**Task brief**
Only the number is needed: how many lines of the records include "image"?

**Data supplied**
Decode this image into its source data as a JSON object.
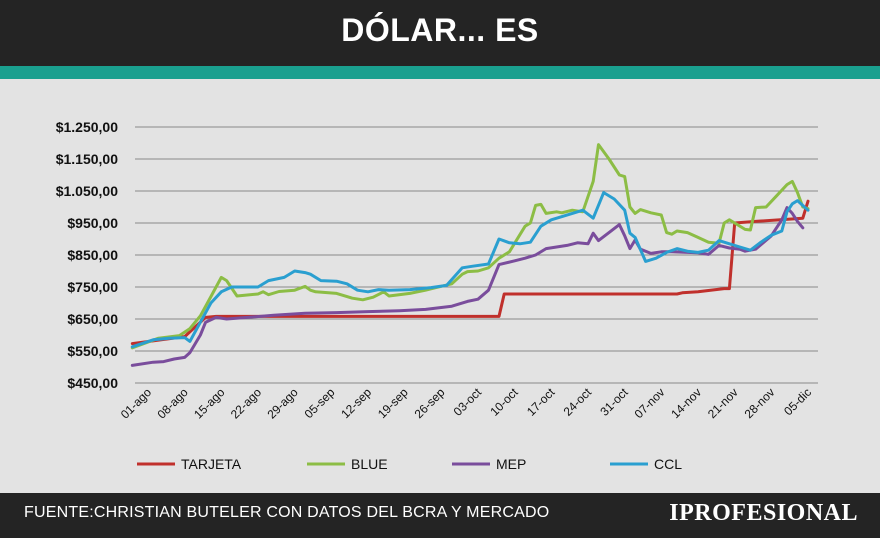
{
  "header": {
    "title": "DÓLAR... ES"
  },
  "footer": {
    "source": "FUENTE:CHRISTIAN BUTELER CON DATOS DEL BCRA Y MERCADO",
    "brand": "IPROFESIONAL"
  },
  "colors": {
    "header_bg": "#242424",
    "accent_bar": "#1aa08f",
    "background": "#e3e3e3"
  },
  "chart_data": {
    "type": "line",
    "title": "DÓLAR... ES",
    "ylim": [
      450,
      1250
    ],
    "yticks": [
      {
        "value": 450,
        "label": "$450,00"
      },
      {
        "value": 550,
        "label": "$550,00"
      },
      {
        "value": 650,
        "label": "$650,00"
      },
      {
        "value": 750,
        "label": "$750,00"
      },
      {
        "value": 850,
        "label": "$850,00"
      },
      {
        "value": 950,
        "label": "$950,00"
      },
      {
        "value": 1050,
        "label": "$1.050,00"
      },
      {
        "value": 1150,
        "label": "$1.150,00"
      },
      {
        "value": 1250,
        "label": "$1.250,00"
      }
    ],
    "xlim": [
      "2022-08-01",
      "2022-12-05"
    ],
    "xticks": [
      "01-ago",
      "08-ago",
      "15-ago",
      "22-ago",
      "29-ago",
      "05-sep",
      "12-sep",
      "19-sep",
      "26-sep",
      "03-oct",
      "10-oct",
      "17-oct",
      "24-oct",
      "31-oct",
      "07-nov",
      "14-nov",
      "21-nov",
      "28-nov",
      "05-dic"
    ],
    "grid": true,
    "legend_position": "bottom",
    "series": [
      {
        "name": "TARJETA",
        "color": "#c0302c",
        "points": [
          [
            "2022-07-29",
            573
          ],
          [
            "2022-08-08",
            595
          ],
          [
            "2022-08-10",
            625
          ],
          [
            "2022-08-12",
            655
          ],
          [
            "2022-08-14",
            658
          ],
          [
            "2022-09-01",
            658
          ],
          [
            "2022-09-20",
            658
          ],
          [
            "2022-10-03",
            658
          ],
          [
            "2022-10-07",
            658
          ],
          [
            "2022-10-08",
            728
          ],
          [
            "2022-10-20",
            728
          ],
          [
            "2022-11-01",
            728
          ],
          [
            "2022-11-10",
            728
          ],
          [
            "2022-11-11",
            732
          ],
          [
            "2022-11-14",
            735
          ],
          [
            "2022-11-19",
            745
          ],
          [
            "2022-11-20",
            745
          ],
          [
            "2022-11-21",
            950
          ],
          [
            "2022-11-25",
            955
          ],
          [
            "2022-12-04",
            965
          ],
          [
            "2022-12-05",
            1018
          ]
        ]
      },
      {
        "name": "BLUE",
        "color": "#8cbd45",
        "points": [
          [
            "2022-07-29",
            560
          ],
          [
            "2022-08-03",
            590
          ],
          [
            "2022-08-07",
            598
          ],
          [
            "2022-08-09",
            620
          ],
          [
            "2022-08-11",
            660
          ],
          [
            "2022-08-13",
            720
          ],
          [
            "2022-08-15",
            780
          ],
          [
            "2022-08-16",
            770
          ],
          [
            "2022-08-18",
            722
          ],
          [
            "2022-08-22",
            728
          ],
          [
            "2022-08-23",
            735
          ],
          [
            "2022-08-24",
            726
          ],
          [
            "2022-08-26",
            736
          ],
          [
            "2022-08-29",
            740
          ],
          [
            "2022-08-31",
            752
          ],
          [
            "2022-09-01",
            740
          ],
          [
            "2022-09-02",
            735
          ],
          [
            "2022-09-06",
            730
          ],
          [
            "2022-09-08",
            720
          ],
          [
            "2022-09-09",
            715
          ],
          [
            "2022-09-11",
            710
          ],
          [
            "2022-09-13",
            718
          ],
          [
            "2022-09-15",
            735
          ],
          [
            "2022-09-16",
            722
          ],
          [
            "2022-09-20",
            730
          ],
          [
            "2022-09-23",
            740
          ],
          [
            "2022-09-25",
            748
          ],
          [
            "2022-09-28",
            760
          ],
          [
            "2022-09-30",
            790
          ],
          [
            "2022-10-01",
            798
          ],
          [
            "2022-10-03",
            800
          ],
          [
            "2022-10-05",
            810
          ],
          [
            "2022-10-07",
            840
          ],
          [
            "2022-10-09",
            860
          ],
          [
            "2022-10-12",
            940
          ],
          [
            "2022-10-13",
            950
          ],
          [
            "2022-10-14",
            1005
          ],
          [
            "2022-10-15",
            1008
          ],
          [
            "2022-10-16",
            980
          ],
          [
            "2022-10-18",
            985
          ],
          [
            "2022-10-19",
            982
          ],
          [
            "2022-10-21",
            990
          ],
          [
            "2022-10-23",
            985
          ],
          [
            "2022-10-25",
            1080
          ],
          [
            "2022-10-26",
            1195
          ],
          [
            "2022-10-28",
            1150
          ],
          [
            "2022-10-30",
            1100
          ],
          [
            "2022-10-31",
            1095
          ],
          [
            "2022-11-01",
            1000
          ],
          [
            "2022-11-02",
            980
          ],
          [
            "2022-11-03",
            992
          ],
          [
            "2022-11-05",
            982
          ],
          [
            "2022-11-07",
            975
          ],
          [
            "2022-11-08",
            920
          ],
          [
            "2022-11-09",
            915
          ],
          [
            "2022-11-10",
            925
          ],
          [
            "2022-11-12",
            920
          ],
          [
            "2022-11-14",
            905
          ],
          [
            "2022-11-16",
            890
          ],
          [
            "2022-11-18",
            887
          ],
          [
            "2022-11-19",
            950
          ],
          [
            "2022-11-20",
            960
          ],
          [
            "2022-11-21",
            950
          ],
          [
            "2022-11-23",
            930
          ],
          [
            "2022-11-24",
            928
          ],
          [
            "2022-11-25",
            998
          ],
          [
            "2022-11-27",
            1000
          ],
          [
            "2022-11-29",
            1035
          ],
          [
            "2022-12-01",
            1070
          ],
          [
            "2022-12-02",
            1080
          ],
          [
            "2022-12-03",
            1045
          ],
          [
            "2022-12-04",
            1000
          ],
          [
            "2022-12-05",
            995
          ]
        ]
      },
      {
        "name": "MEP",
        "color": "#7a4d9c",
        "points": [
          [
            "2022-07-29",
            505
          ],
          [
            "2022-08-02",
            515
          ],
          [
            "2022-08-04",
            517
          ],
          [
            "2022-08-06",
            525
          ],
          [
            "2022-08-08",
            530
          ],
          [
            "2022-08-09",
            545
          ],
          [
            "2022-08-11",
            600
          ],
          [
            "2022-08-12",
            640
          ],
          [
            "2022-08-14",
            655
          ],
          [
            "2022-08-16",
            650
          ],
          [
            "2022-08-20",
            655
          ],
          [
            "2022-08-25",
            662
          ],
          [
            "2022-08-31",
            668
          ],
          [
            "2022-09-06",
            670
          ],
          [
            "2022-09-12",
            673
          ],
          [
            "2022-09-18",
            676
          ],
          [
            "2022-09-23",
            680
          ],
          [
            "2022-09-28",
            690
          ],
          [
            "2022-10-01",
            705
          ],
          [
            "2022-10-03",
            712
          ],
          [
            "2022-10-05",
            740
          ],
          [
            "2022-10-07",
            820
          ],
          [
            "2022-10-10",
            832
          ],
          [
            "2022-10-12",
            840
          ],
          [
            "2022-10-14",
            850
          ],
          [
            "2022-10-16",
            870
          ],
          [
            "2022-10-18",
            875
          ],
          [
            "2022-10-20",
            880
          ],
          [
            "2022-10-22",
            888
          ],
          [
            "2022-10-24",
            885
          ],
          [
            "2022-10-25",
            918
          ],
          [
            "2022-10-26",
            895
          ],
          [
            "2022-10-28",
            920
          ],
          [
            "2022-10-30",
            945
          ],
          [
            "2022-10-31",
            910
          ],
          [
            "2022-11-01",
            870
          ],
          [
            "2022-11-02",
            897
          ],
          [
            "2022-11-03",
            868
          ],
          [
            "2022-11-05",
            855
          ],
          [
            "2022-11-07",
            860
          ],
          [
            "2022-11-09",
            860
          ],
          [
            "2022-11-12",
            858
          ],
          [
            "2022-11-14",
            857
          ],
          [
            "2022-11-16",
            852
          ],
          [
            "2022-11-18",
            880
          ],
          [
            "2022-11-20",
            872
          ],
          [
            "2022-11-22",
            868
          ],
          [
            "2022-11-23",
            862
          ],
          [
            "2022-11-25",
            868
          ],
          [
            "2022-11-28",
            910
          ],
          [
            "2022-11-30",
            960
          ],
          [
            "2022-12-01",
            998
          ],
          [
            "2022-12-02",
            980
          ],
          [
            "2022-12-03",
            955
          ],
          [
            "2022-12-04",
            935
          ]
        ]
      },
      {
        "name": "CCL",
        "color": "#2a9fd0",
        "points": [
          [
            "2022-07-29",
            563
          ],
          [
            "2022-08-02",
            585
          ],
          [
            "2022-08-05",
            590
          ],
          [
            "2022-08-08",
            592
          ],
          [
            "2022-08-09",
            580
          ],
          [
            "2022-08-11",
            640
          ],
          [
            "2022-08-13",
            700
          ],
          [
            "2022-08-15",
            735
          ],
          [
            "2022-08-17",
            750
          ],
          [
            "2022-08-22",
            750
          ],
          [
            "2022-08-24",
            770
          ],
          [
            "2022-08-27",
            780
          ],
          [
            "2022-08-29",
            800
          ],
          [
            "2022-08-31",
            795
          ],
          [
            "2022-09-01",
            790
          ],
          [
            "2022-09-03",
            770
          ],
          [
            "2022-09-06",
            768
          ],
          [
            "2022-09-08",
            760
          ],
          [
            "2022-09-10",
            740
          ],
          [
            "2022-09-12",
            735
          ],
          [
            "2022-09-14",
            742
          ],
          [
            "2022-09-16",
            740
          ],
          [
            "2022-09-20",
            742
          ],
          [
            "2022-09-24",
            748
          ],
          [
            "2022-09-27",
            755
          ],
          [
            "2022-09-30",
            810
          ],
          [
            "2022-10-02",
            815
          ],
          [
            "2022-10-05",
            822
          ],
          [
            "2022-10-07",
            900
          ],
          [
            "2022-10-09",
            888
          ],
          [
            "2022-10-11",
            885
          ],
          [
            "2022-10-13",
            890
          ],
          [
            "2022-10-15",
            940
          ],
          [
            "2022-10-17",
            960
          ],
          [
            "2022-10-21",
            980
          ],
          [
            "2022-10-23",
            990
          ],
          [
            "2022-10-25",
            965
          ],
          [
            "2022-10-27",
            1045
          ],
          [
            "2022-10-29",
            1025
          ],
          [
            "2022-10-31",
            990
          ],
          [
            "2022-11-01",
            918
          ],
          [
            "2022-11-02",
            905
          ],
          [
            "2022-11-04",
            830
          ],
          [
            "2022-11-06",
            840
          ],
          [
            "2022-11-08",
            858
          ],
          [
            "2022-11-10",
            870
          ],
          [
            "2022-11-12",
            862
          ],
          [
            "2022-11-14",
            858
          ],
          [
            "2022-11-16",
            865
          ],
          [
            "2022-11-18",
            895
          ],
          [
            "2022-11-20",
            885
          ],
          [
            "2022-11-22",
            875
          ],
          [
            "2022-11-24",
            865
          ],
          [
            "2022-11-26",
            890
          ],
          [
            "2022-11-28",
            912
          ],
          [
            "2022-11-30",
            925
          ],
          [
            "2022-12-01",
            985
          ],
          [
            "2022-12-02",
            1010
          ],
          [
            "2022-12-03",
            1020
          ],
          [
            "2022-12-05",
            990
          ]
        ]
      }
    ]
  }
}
...
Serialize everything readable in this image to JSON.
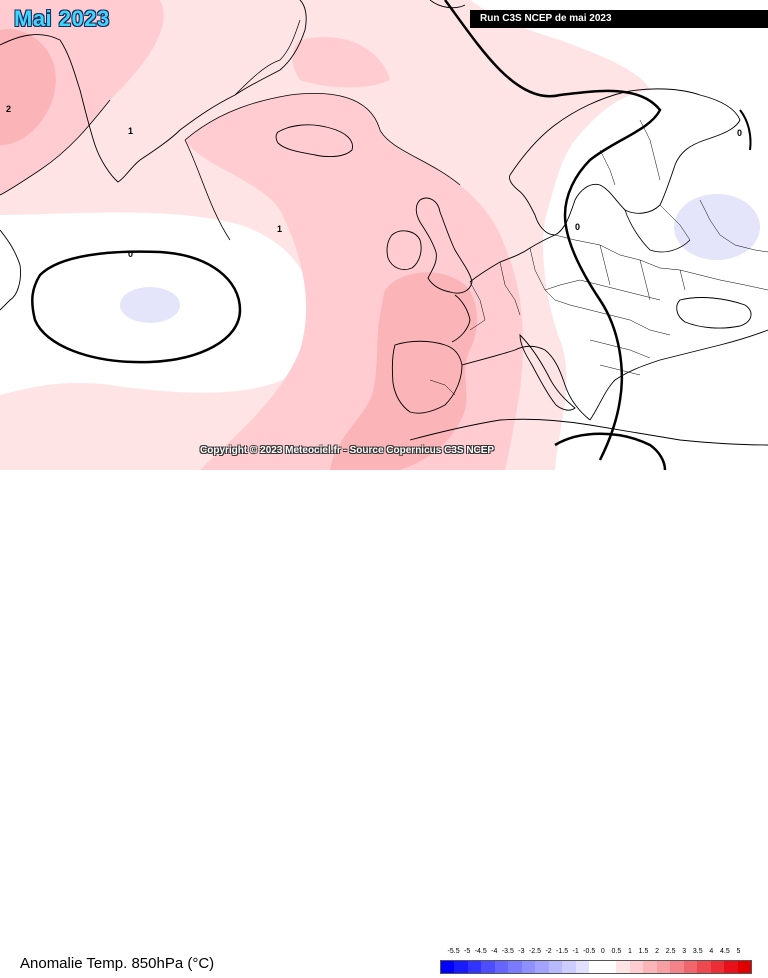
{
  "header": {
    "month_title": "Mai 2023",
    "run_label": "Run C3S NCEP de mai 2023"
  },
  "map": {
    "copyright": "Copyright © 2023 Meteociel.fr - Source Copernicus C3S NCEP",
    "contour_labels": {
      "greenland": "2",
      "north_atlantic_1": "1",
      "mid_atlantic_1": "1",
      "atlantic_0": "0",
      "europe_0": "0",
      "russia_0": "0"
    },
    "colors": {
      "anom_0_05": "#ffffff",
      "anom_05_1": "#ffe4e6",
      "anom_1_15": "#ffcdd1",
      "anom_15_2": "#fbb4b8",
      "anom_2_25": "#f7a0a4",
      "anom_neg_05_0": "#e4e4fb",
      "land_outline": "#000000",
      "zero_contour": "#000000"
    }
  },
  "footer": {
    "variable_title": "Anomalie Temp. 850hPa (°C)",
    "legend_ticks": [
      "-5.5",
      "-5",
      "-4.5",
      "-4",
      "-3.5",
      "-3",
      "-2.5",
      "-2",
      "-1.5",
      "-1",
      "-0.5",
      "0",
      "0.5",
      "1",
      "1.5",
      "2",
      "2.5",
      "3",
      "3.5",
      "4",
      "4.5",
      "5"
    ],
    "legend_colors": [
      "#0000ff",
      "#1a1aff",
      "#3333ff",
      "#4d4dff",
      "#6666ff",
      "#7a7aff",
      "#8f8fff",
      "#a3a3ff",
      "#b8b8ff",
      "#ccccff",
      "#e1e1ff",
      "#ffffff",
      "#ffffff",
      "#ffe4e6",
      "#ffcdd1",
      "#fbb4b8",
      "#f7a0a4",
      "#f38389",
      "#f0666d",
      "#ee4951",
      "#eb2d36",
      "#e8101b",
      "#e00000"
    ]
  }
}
---
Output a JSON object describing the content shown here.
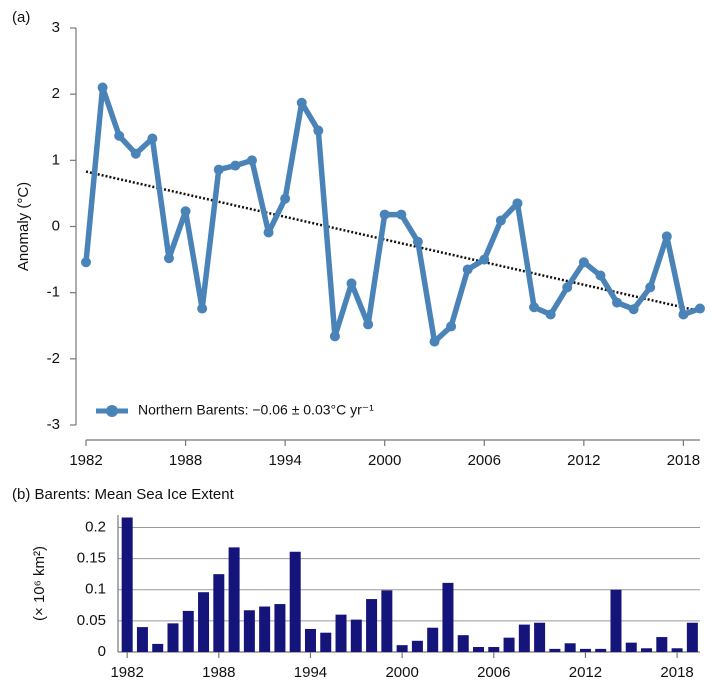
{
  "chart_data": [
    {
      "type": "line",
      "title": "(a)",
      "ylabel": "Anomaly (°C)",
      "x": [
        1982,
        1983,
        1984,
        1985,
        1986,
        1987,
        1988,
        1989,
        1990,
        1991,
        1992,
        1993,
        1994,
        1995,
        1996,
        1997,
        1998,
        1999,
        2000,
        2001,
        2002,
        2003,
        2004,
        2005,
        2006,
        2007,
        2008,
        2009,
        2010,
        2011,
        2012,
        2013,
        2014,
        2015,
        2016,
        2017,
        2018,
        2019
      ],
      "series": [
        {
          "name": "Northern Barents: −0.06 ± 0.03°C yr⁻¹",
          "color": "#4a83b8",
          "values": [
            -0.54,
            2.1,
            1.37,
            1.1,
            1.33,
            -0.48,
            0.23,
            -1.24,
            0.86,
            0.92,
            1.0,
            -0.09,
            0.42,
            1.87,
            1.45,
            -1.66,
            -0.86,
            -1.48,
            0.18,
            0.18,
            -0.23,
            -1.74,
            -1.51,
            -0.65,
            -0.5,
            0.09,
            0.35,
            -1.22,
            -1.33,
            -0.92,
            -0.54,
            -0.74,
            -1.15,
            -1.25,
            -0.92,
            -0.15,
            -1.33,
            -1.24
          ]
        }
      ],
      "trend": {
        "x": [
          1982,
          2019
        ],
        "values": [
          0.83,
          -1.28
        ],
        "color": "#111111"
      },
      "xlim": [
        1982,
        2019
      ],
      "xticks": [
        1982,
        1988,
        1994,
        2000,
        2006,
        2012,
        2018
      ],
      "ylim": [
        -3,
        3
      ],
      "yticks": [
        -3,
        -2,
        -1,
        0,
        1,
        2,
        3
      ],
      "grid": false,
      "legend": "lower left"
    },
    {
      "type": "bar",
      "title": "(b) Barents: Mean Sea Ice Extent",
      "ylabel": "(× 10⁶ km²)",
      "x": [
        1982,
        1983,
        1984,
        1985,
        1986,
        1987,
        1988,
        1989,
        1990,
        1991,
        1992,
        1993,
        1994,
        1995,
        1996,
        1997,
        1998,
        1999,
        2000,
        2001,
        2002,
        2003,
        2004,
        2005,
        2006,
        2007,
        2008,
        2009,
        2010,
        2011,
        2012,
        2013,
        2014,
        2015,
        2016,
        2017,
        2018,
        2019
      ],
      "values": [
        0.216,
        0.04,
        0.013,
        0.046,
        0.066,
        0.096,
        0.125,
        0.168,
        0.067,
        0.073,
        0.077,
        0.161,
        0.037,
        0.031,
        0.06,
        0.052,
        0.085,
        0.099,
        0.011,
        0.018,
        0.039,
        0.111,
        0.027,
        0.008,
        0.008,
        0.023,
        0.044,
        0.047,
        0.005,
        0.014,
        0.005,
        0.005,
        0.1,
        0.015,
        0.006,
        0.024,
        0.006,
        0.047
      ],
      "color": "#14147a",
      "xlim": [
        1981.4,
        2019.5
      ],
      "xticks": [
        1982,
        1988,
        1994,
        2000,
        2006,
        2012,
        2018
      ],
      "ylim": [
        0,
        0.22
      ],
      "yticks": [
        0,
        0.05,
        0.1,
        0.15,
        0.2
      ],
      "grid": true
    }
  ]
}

**Solution to this problem**
2